## Aim of the task
Repeat the entries that follow verbatim, without any of their pictures.

─── Stored data ───

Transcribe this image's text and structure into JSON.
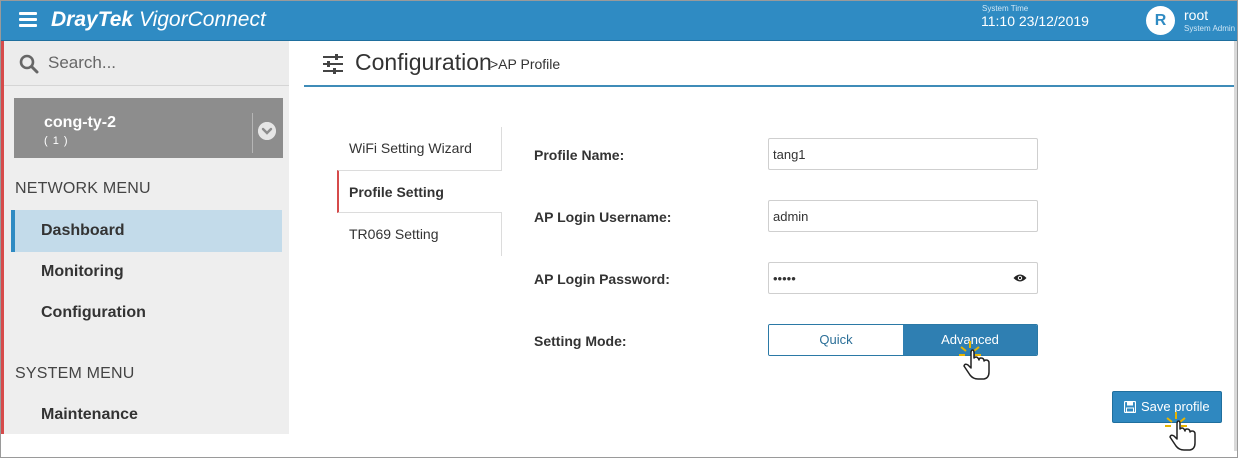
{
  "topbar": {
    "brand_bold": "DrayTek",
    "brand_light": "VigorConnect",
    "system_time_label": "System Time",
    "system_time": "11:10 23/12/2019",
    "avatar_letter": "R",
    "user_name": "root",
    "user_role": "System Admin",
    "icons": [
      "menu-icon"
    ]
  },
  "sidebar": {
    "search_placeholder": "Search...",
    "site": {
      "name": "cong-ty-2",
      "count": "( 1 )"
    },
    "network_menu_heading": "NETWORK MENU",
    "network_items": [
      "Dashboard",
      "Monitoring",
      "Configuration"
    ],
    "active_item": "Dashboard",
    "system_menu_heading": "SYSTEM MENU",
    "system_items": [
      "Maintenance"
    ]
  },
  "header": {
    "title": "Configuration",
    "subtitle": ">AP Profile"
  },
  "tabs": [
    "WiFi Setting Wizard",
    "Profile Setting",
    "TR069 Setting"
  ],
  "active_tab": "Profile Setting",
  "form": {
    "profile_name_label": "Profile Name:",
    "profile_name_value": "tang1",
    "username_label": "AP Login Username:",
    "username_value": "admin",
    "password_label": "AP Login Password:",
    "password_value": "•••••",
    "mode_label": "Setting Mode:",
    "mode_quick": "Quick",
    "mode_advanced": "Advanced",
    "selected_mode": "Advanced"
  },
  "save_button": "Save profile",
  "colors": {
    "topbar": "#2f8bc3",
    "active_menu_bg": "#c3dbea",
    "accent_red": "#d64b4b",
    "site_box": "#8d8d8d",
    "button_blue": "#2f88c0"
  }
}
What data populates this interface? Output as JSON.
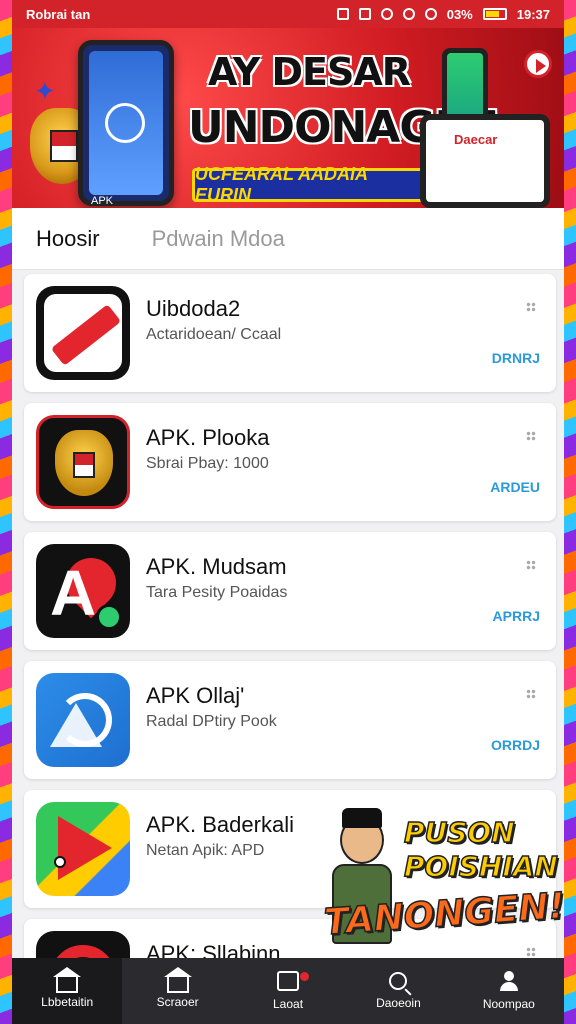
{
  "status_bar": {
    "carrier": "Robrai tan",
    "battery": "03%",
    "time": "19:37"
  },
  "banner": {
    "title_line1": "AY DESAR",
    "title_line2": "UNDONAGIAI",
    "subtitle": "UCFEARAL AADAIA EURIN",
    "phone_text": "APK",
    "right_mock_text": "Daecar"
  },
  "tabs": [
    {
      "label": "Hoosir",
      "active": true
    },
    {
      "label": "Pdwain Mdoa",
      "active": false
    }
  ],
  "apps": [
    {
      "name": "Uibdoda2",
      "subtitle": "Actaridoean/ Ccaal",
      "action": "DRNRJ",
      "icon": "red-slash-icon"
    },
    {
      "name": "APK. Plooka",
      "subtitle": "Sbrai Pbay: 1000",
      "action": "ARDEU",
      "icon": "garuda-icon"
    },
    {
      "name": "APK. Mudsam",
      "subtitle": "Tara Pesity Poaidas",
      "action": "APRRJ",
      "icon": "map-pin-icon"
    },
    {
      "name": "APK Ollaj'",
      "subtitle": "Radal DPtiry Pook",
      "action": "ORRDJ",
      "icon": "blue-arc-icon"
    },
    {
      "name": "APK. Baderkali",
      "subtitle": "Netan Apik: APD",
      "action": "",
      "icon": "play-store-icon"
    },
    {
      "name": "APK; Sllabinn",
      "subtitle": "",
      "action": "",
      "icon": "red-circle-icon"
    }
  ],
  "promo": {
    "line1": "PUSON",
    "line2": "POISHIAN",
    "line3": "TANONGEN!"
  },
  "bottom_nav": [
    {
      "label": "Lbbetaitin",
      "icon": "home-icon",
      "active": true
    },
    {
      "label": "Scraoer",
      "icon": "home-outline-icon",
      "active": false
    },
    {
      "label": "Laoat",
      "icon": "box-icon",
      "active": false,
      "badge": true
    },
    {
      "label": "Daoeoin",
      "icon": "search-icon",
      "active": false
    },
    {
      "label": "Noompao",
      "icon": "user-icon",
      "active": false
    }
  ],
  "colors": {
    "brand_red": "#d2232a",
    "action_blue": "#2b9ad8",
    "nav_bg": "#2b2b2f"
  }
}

───

## Correct response
Transcribe this image's text and structure into JSON.
{
  "topbar": {
    "brand_bold": "DrayTek",
    "brand_light": "VigorConnect",
    "system_time_label": "System Time",
    "system_time": "11:10 23/12/2019",
    "avatar_letter": "R",
    "user_name": "root",
    "user_role": "System Admin",
    "icons": [
      "menu-icon"
    ]
  },
  "sidebar": {
    "search_placeholder": "Search...",
    "site": {
      "name": "cong-ty-2",
      "count": "( 1 )"
    },
    "network_menu_heading": "NETWORK MENU",
    "network_items": [
      "Dashboard",
      "Monitoring",
      "Configuration"
    ],
    "active_item": "Dashboard",
    "system_menu_heading": "SYSTEM MENU",
    "system_items": [
      "Maintenance"
    ]
  },
  "header": {
    "title": "Configuration",
    "subtitle": ">AP Profile"
  },
  "tabs": [
    "WiFi Setting Wizard",
    "Profile Setting",
    "TR069 Setting"
  ],
  "active_tab": "Profile Setting",
  "form": {
    "profile_name_label": "Profile Name:",
    "profile_name_value": "tang1",
    "username_label": "AP Login Username:",
    "username_value": "admin",
    "password_label": "AP Login Password:",
    "password_value": "•••••",
    "mode_label": "Setting Mode:",
    "mode_quick": "Quick",
    "mode_advanced": "Advanced",
    "selected_mode": "Advanced"
  },
  "save_button": "Save profile",
  "colors": {
    "topbar": "#2f8bc3",
    "active_menu_bg": "#c3dbea",
    "accent_red": "#d64b4b",
    "site_box": "#8d8d8d",
    "button_blue": "#2f88c0"
  }
}
What data populates this interface? Output as JSON.
{
  "status_bar": {
    "carrier": "Robrai tan",
    "battery": "03%",
    "time": "19:37"
  },
  "banner": {
    "title_line1": "AY DESAR",
    "title_line2": "UNDONAGIAI",
    "subtitle": "UCFEARAL AADAIA EURIN",
    "phone_text": "APK",
    "right_mock_text": "Daecar"
  },
  "tabs": [
    {
      "label": "Hoosir",
      "active": true
    },
    {
      "label": "Pdwain Mdoa",
      "active": false
    }
  ],
  "apps": [
    {
      "name": "Uibdoda2",
      "subtitle": "Actaridoean/ Ccaal",
      "action": "DRNRJ",
      "icon": "red-slash-icon"
    },
    {
      "name": "APK. Plooka",
      "subtitle": "Sbrai Pbay: 1000",
      "action": "ARDEU",
      "icon": "garuda-icon"
    },
    {
      "name": "APK. Mudsam",
      "subtitle": "Tara Pesity Poaidas",
      "action": "APRRJ",
      "icon": "map-pin-icon"
    },
    {
      "name": "APK Ollaj'",
      "subtitle": "Radal DPtiry Pook",
      "action": "ORRDJ",
      "icon": "blue-arc-icon"
    },
    {
      "name": "APK. Baderkali",
      "subtitle": "Netan Apik: APD",
      "action": "",
      "icon": "play-store-icon"
    },
    {
      "name": "APK; Sllabinn",
      "subtitle": "",
      "action": "",
      "icon": "red-circle-icon"
    }
  ],
  "promo": {
    "line1": "PUSON",
    "line2": "POISHIAN",
    "line3": "TANONGEN!"
  },
  "bottom_nav": [
    {
      "label": "Lbbetaitin",
      "icon": "home-icon",
      "active": true
    },
    {
      "label": "Scraoer",
      "icon": "home-outline-icon",
      "active": false
    },
    {
      "label": "Laoat",
      "icon": "box-icon",
      "active": false,
      "badge": true
    },
    {
      "label": "Daoeoin",
      "icon": "search-icon",
      "active": false
    },
    {
      "label": "Noompao",
      "icon": "user-icon",
      "active": false
    }
  ],
  "colors": {
    "brand_red": "#d2232a",
    "action_blue": "#2b9ad8",
    "nav_bg": "#2b2b2f"
  }
}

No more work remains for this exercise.